begin

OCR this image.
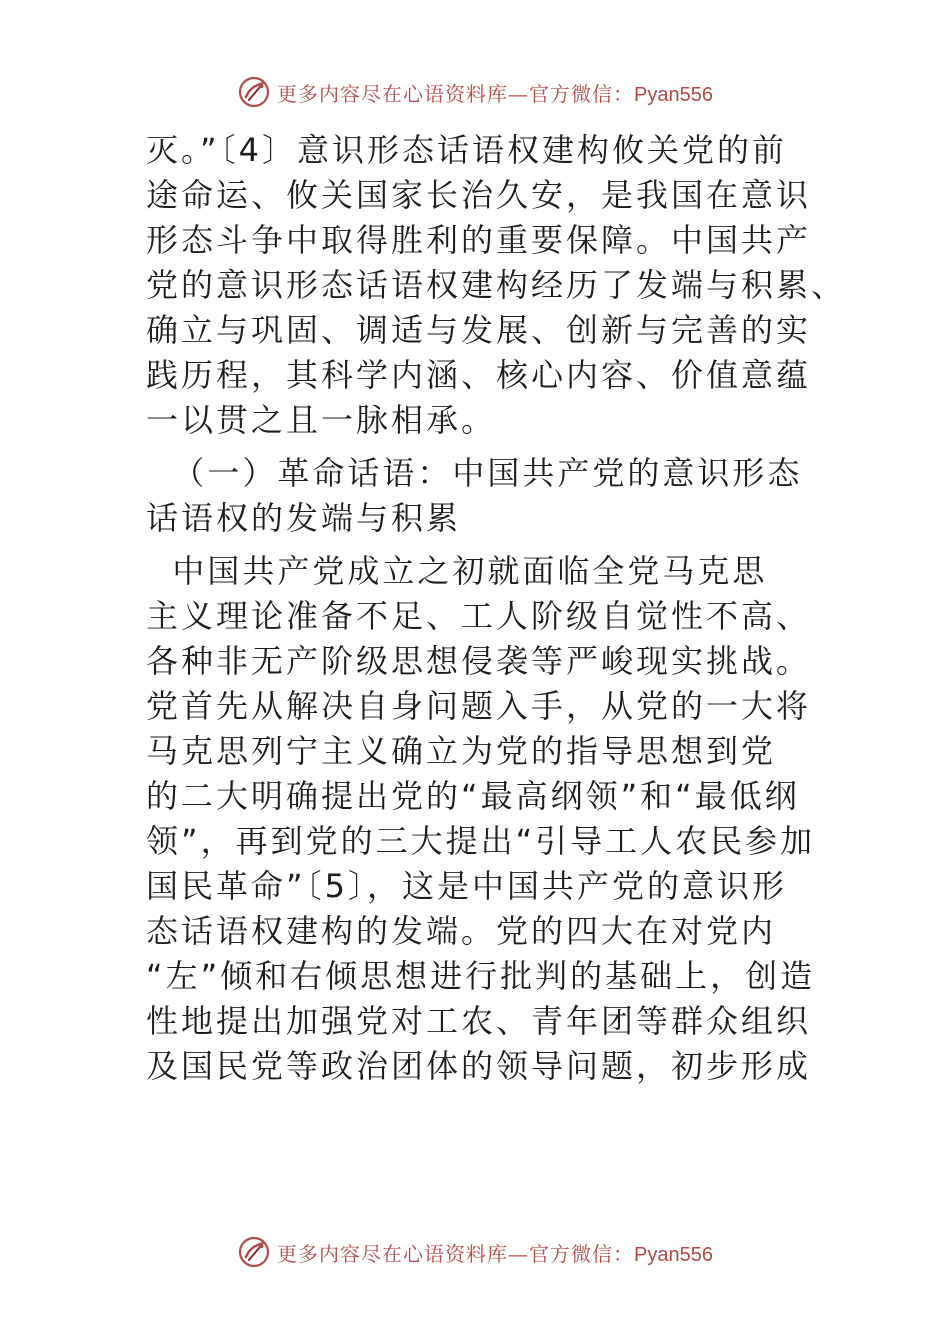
更多内容尽在心语资料库—官方微信：Pyan556
灭。”〔4〕意识形态话语权建构攸关党的前
途命运、攸关国家长治久安，是我国在意识
形态斗争中取得胜利的重要保障。中国共产
党的意识形态话语权建构经历了发端与积累、
确立与巩固、调适与发展、创新与完善的实
践历程，其科学内涵、核心内容、价值意蕴
一以贯之且一脉相承。
（一）革命话语：中国共产党的意识形态
话语权的发端与积累
中国共产党成立之初就面临全党马克思
主义理论准备不足、工人阶级自觉性不高、
各种非无产阶级思想侵袭等严峻现实挑战。
党首先从解决自身问题入手，从党的一大将
马克思列宁主义确立为党的指导思想到党
的二大明确提出党的“最高纲领”和“最低纲
领”，再到党的三大提出“引导工人农民参加
国民革命”〔5〕，这是中国共产党的意识形
态话语权建构的发端。党的四大在对党内
“左”倾和右倾思想进行批判的基础上，创造
性地提出加强党对工农、青年团等群众组织
及国民党等政治团体的领导问题，初步形成
更多内容尽在心语资料库—官方微信：Pyan556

end

Omit every picture, then reproduce the rest of the listing exactly.

OCR this image.
更多内容尽在心语资料库—官方微信：Pyan556
灭。”〔4〕意识形态话语权建构攸关党的前
途命运、攸关国家长治久安，是我国在意识
形态斗争中取得胜利的重要保障。中国共产
党的意识形态话语权建构经历了发端与积累、
确立与巩固、调适与发展、创新与完善的实
践历程，其科学内涵、核心内容、价值意蕴
一以贯之且一脉相承。
（一）革命话语：中国共产党的意识形态
话语权的发端与积累
中国共产党成立之初就面临全党马克思
主义理论准备不足、工人阶级自觉性不高、
各种非无产阶级思想侵袭等严峻现实挑战。
党首先从解决自身问题入手，从党的一大将
马克思列宁主义确立为党的指导思想到党
的二大明确提出党的“最高纲领”和“最低纲
领”，再到党的三大提出“引导工人农民参加
国民革命”〔5〕，这是中国共产党的意识形
态话语权建构的发端。党的四大在对党内
“左”倾和右倾思想进行批判的基础上，创造
性地提出加强党对工农、青年团等群众组织
及国民党等政治团体的领导问题，初步形成
更多内容尽在心语资料库—官方微信：Pyan556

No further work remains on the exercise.